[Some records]
-- Begin --

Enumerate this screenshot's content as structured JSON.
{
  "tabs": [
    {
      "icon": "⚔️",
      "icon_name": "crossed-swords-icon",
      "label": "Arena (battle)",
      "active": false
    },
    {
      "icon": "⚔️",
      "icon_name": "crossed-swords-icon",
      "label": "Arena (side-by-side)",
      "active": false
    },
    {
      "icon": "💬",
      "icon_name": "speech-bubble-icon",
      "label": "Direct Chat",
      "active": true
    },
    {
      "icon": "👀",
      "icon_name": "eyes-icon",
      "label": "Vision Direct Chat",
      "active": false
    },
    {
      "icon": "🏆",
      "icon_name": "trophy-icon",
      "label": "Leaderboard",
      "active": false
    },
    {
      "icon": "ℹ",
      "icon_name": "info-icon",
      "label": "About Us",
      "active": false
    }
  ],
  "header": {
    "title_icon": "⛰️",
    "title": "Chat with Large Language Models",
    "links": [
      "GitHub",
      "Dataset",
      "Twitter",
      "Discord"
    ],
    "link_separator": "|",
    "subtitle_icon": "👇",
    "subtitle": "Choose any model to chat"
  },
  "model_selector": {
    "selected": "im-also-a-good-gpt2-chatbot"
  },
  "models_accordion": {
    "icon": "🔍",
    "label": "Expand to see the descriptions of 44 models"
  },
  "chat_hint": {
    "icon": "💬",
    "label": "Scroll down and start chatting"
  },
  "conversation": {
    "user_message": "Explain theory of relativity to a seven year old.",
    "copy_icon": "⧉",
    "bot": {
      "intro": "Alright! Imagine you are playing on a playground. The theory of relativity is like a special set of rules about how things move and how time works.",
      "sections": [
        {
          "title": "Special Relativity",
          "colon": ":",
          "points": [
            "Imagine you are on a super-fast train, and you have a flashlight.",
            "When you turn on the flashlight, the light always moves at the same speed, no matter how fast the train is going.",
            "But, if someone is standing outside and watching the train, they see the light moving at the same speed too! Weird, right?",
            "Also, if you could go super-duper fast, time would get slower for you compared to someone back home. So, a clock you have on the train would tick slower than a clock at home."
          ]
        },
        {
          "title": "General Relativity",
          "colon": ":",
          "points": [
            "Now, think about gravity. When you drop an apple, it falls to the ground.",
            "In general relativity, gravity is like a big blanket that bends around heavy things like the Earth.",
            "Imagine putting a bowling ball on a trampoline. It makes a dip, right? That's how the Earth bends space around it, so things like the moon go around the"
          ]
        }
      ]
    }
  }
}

-- End --
-- Begin --

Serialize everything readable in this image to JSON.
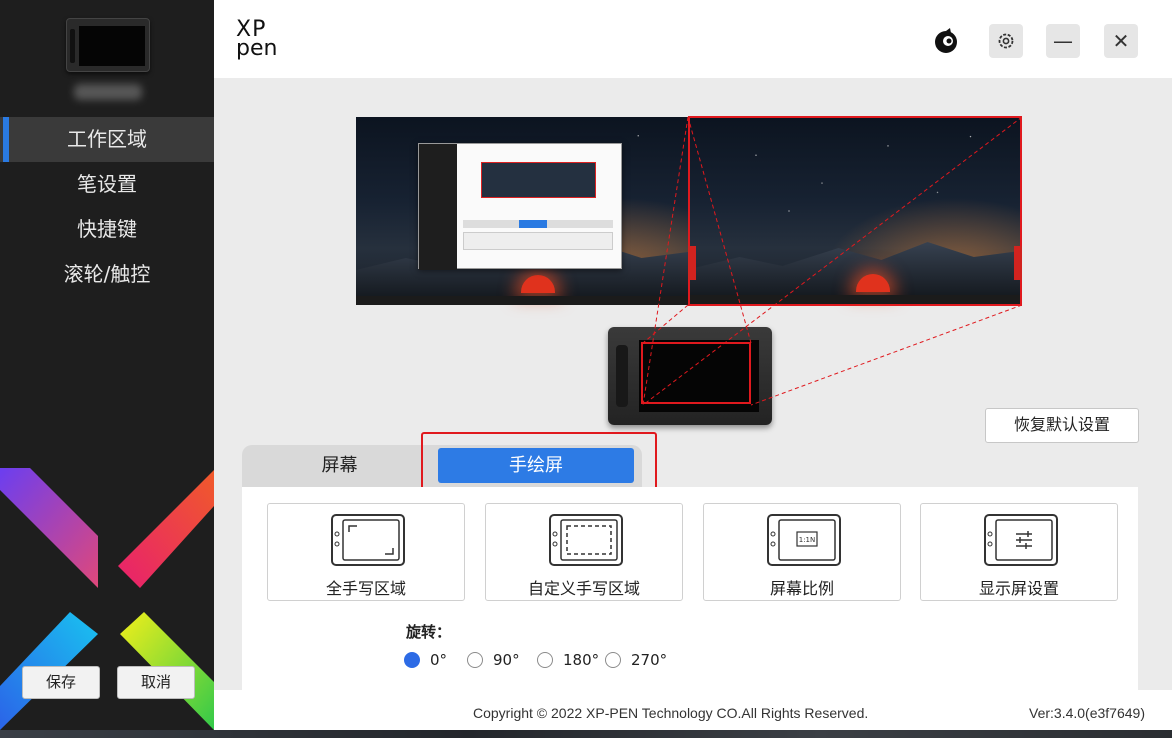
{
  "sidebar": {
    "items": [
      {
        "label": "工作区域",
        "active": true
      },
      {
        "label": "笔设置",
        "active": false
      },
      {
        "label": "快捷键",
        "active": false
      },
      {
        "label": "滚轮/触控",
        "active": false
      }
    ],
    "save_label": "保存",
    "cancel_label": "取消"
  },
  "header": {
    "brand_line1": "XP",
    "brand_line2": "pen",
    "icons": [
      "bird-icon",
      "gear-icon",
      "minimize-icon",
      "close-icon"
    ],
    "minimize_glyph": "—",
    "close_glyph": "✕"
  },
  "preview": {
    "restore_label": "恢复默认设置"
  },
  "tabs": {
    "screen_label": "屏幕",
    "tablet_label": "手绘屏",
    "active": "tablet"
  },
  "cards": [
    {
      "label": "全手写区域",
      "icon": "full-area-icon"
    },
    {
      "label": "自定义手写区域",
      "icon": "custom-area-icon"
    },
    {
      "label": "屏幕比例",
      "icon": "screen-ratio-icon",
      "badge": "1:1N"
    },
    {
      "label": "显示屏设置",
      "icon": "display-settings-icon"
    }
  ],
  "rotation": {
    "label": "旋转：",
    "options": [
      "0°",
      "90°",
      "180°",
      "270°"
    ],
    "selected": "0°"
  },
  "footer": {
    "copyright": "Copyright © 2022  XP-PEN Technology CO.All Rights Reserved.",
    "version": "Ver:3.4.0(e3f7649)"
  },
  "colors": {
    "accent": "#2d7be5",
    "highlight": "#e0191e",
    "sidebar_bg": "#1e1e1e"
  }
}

-- End --

__STATED PROBLEM__: Select every line in the records above that contains the word "train".

__TASK RESPONSE__:
            "Imagine you are on a super-fast train, and you have a flashlight.",
            "When you turn on the flashlight, the light always moves at the same speed, no matter how fast the train is going.",
            "But, if someone is standing outside and watching the train, they see the light moving at the same speed too! Weird, right?",
            "Also, if you could go super-duper fast, time would get slower for you compared to someone back home. So, a clock you have on the train would tick slower than a clock at home."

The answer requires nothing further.